_Supplied records_
◆ ◆ ◆

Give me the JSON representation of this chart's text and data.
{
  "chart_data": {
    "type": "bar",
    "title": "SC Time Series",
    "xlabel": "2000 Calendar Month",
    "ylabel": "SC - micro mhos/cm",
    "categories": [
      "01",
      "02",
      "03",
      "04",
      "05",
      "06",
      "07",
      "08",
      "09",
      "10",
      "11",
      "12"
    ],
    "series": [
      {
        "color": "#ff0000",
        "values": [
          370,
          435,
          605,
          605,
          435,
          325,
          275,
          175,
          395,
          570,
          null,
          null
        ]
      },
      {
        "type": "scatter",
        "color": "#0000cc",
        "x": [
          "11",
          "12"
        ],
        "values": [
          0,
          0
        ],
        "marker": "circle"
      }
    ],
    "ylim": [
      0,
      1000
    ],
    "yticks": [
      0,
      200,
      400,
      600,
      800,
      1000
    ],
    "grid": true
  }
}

◆ ◆ ◆

_Direction_
Extract all lines as given.

_Solution to the problem_
Give me the JSON representation of this chart's text and data.
{
  "chart_data": {
    "type": "bar",
    "title": "SC Time Series",
    "xlabel": "2000 Calendar Month",
    "ylabel": "SC - micro mhos/cm",
    "categories": [
      "01",
      "02",
      "03",
      "04",
      "05",
      "06",
      "07",
      "08",
      "09",
      "10",
      "11",
      "12"
    ],
    "series": [
      {
        "color": "#ff0000",
        "values": [
          370,
          435,
          605,
          605,
          435,
          325,
          275,
          175,
          395,
          570,
          null,
          null
        ]
      },
      {
        "type": "scatter",
        "color": "#0000cc",
        "x": [
          "11",
          "12"
        ],
        "values": [
          0,
          0
        ],
        "marker": "circle"
      }
    ],
    "ylim": [
      0,
      1000
    ],
    "yticks": [
      0,
      200,
      400,
      600,
      800,
      1000
    ],
    "grid": true
  }
}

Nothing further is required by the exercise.